→ What to produce
Print the records again, character for character.

→ Entries
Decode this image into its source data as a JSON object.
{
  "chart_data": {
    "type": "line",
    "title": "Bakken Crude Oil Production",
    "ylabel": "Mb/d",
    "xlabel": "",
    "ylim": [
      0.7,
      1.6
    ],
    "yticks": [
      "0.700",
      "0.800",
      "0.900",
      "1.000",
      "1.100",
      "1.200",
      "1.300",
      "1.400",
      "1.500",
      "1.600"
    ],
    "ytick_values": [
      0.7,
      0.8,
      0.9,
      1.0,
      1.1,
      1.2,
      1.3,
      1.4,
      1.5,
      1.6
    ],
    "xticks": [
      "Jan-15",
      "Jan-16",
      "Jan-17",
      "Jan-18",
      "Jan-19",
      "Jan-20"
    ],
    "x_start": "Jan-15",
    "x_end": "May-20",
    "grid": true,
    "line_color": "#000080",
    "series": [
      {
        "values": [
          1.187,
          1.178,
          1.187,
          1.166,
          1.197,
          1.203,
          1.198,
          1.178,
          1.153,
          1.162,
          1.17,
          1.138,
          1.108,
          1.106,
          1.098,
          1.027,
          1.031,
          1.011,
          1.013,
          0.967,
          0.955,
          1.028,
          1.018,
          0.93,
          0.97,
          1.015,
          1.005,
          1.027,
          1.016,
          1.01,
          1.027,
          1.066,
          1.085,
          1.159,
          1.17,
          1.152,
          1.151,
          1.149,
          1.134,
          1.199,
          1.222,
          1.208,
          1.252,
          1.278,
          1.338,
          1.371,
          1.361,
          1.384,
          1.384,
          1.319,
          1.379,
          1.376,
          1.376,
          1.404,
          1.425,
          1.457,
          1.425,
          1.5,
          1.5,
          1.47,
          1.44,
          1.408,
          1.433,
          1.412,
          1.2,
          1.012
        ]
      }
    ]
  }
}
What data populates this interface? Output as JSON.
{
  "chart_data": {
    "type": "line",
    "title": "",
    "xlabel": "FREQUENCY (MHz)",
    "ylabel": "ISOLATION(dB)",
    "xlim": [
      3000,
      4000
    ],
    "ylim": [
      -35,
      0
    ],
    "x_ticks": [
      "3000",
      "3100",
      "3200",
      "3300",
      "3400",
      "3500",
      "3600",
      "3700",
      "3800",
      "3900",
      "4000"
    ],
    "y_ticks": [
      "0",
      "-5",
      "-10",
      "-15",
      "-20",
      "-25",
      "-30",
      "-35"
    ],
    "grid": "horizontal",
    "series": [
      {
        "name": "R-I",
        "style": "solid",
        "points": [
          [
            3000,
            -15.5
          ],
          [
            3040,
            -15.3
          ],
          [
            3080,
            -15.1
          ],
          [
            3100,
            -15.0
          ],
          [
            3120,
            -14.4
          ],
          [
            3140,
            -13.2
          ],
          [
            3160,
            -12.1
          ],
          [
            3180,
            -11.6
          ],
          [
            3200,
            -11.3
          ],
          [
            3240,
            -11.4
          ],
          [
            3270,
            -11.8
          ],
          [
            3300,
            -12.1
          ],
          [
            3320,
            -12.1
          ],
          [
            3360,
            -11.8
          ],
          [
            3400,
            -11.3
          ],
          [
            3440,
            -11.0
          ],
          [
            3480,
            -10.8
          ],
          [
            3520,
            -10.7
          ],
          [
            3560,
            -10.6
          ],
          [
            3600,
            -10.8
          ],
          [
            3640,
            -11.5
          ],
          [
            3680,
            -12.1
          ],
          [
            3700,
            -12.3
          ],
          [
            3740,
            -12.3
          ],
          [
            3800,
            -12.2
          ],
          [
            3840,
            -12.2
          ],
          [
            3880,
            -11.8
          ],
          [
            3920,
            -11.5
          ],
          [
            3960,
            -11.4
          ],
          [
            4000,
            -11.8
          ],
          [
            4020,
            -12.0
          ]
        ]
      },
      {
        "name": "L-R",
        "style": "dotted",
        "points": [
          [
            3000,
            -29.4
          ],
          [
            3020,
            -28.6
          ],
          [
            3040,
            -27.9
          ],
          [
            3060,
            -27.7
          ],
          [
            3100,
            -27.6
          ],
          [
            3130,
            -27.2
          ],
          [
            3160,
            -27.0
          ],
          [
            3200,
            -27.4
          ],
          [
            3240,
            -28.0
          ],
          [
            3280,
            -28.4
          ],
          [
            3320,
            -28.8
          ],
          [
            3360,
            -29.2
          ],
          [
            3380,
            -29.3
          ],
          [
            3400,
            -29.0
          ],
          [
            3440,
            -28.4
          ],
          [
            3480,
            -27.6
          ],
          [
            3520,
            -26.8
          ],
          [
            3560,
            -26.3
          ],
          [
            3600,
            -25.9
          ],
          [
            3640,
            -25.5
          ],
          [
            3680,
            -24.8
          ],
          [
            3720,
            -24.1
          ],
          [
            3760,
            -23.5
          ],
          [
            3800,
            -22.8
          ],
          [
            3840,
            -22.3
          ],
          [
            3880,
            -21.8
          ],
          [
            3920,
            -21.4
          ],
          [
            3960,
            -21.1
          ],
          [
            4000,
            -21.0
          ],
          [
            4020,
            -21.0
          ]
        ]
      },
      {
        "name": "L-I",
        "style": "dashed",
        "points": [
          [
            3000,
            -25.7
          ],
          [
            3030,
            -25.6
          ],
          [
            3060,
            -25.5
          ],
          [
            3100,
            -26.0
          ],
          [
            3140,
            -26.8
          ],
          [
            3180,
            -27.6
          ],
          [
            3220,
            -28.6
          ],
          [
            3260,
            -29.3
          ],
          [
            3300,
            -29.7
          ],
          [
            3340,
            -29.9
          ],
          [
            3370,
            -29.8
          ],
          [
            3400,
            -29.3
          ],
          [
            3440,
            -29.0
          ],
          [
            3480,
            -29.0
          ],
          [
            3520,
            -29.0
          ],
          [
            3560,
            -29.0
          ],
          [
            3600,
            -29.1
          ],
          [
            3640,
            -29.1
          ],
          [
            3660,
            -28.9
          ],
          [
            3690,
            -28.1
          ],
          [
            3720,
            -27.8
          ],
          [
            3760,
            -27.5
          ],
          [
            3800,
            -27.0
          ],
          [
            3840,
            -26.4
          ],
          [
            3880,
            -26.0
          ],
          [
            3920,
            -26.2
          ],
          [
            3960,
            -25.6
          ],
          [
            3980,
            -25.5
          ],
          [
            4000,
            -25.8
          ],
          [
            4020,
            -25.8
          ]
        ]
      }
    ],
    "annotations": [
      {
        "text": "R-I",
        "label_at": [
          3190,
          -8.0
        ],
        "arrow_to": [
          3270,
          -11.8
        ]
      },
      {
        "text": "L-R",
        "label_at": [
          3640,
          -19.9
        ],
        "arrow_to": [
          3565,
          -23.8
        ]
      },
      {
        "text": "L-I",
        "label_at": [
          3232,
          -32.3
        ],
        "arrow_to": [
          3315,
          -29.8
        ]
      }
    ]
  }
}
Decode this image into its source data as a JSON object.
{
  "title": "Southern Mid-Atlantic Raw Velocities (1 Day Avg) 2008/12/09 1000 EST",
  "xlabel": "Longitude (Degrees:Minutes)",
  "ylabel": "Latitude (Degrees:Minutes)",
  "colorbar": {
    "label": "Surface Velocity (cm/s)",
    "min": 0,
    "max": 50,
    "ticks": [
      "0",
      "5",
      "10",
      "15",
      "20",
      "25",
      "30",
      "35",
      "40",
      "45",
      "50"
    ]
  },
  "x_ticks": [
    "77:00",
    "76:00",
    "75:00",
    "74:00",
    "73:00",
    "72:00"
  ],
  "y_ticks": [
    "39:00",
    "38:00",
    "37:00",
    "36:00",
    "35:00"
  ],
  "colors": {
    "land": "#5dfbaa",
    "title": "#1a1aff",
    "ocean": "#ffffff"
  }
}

→ Task result
Decode this image into its source data as a JSON object.
{
  "chart_data": {
    "type": "line",
    "title": "Bakken Crude Oil Production",
    "ylabel": "Mb/d",
    "xlabel": "",
    "ylim": [
      0.7,
      1.6
    ],
    "yticks": [
      "0.700",
      "0.800",
      "0.900",
      "1.000",
      "1.100",
      "1.200",
      "1.300",
      "1.400",
      "1.500",
      "1.600"
    ],
    "ytick_values": [
      0.7,
      0.8,
      0.9,
      1.0,
      1.1,
      1.2,
      1.3,
      1.4,
      1.5,
      1.6
    ],
    "xticks": [
      "Jan-15",
      "Jan-16",
      "Jan-17",
      "Jan-18",
      "Jan-19",
      "Jan-20"
    ],
    "x_start": "Jan-15",
    "x_end": "May-20",
    "grid": true,
    "line_color": "#000080",
    "series": [
      {
        "values": [
          1.187,
          1.178,
          1.187,
          1.166,
          1.197,
          1.203,
          1.198,
          1.178,
          1.153,
          1.162,
          1.17,
          1.138,
          1.108,
          1.106,
          1.098,
          1.027,
          1.031,
          1.011,
          1.013,
          0.967,
          0.955,
          1.028,
          1.018,
          0.93,
          0.97,
          1.015,
          1.005,
          1.027,
          1.016,
          1.01,
          1.027,
          1.066,
          1.085,
          1.159,
          1.17,
          1.152,
          1.151,
          1.149,
          1.134,
          1.199,
          1.222,
          1.208,
          1.252,
          1.278,
          1.338,
          1.371,
          1.361,
          1.384,
          1.384,
          1.319,
          1.379,
          1.376,
          1.376,
          1.404,
          1.425,
          1.457,
          1.425,
          1.5,
          1.5,
          1.47,
          1.44,
          1.408,
          1.433,
          1.412,
          1.2,
          1.012
        ]
      }
    ]
  }
}
What data populates this interface? Output as JSON.
{
  "chart_data": {
    "type": "line",
    "title": "",
    "xlabel": "FREQUENCY (MHz)",
    "ylabel": "ISOLATION(dB)",
    "xlim": [
      3000,
      4000
    ],
    "ylim": [
      -35,
      0
    ],
    "x_ticks": [
      "3000",
      "3100",
      "3200",
      "3300",
      "3400",
      "3500",
      "3600",
      "3700",
      "3800",
      "3900",
      "4000"
    ],
    "y_ticks": [
      "0",
      "-5",
      "-10",
      "-15",
      "-20",
      "-25",
      "-30",
      "-35"
    ],
    "grid": "horizontal",
    "series": [
      {
        "name": "R-I",
        "style": "solid",
        "points": [
          [
            3000,
            -15.5
          ],
          [
            3040,
            -15.3
          ],
          [
            3080,
            -15.1
          ],
          [
            3100,
            -15.0
          ],
          [
            3120,
            -14.4
          ],
          [
            3140,
            -13.2
          ],
          [
            3160,
            -12.1
          ],
          [
            3180,
            -11.6
          ],
          [
            3200,
            -11.3
          ],
          [
            3240,
            -11.4
          ],
          [
            3270,
            -11.8
          ],
          [
            3300,
            -12.1
          ],
          [
            3320,
            -12.1
          ],
          [
            3360,
            -11.8
          ],
          [
            3400,
            -11.3
          ],
          [
            3440,
            -11.0
          ],
          [
            3480,
            -10.8
          ],
          [
            3520,
            -10.7
          ],
          [
            3560,
            -10.6
          ],
          [
            3600,
            -10.8
          ],
          [
            3640,
            -11.5
          ],
          [
            3680,
            -12.1
          ],
          [
            3700,
            -12.3
          ],
          [
            3740,
            -12.3
          ],
          [
            3800,
            -12.2
          ],
          [
            3840,
            -12.2
          ],
          [
            3880,
            -11.8
          ],
          [
            3920,
            -11.5
          ],
          [
            3960,
            -11.4
          ],
          [
            4000,
            -11.8
          ],
          [
            4020,
            -12.0
          ]
        ]
      },
      {
        "name": "L-R",
        "style": "dotted",
        "points": [
          [
            3000,
            -29.4
          ],
          [
            3020,
            -28.6
          ],
          [
            3040,
            -27.9
          ],
          [
            3060,
            -27.7
          ],
          [
            3100,
            -27.6
          ],
          [
            3130,
            -27.2
          ],
          [
            3160,
            -27.0
          ],
          [
            3200,
            -27.4
          ],
          [
            3240,
            -28.0
          ],
          [
            3280,
            -28.4
          ],
          [
            3320,
            -28.8
          ],
          [
            3360,
            -29.2
          ],
          [
            3380,
            -29.3
          ],
          [
            3400,
            -29.0
          ],
          [
            3440,
            -28.4
          ],
          [
            3480,
            -27.6
          ],
          [
            3520,
            -26.8
          ],
          [
            3560,
            -26.3
          ],
          [
            3600,
            -25.9
          ],
          [
            3640,
            -25.5
          ],
          [
            3680,
            -24.8
          ],
          [
            3720,
            -24.1
          ],
          [
            3760,
            -23.5
          ],
          [
            3800,
            -22.8
          ],
          [
            3840,
            -22.3
          ],
          [
            3880,
            -21.8
          ],
          [
            3920,
            -21.4
          ],
          [
            3960,
            -21.1
          ],
          [
            4000,
            -21.0
          ],
          [
            4020,
            -21.0
          ]
        ]
      },
      {
        "name": "L-I",
        "style": "dashed",
        "points": [
          [
            3000,
            -25.7
          ],
          [
            3030,
            -25.6
          ],
          [
            3060,
            -25.5
          ],
          [
            3100,
            -26.0
          ],
          [
            3140,
            -26.8
          ],
          [
            3180,
            -27.6
          ],
          [
            3220,
            -28.6
          ],
          [
            3260,
            -29.3
          ],
          [
            3300,
            -29.7
          ],
          [
            3340,
            -29.9
          ],
          [
            3370,
            -29.8
          ],
          [
            3400,
            -29.3
          ],
          [
            3440,
            -29.0
          ],
          [
            3480,
            -29.0
          ],
          [
            3520,
            -29.0
          ],
          [
            3560,
            -29.0
          ],
          [
            3600,
            -29.1
          ],
          [
            3640,
            -29.1
          ],
          [
            3660,
            -28.9
          ],
          [
            3690,
            -28.1
          ],
          [
            3720,
            -27.8
          ],
          [
            3760,
            -27.5
          ],
          [
            3800,
            -27.0
          ],
          [
            3840,
            -26.4
          ],
          [
            3880,
            -26.0
          ],
          [
            3920,
            -26.2
          ],
          [
            3960,
            -25.6
          ],
          [
            3980,
            -25.5
          ],
          [
            4000,
            -25.8
          ],
          [
            4020,
            -25.8
          ]
        ]
      }
    ],
    "annotations": [
      {
        "text": "R-I",
        "label_at": [
          3190,
          -8.0
        ],
        "arrow_to": [
          3270,
          -11.8
        ]
      },
      {
        "text": "L-R",
        "label_at": [
          3640,
          -19.9
        ],
        "arrow_to": [
          3565,
          -23.8
        ]
      },
      {
        "text": "L-I",
        "label_at": [
          3232,
          -32.3
        ],
        "arrow_to": [
          3315,
          -29.8
        ]
      }
    ]
  }
}
Decode this image into its source data as a JSON object.
{
  "title": "Southern Mid-Atlantic Raw Velocities (1 Day Avg) 2008/12/09 1000 EST",
  "xlabel": "Longitude (Degrees:Minutes)",
  "ylabel": "Latitude (Degrees:Minutes)",
  "colorbar": {
    "label": "Surface Velocity (cm/s)",
    "min": 0,
    "max": 50,
    "ticks": [
      "0",
      "5",
      "10",
      "15",
      "20",
      "25",
      "30",
      "35",
      "40",
      "45",
      "50"
    ]
  },
  "x_ticks": [
    "77:00",
    "76:00",
    "75:00",
    "74:00",
    "73:00",
    "72:00"
  ],
  "y_ticks": [
    "39:00",
    "38:00",
    "37:00",
    "36:00",
    "35:00"
  ],
  "colors": {
    "land": "#5dfbaa",
    "title": "#1a1aff",
    "ocean": "#ffffff"
  }
}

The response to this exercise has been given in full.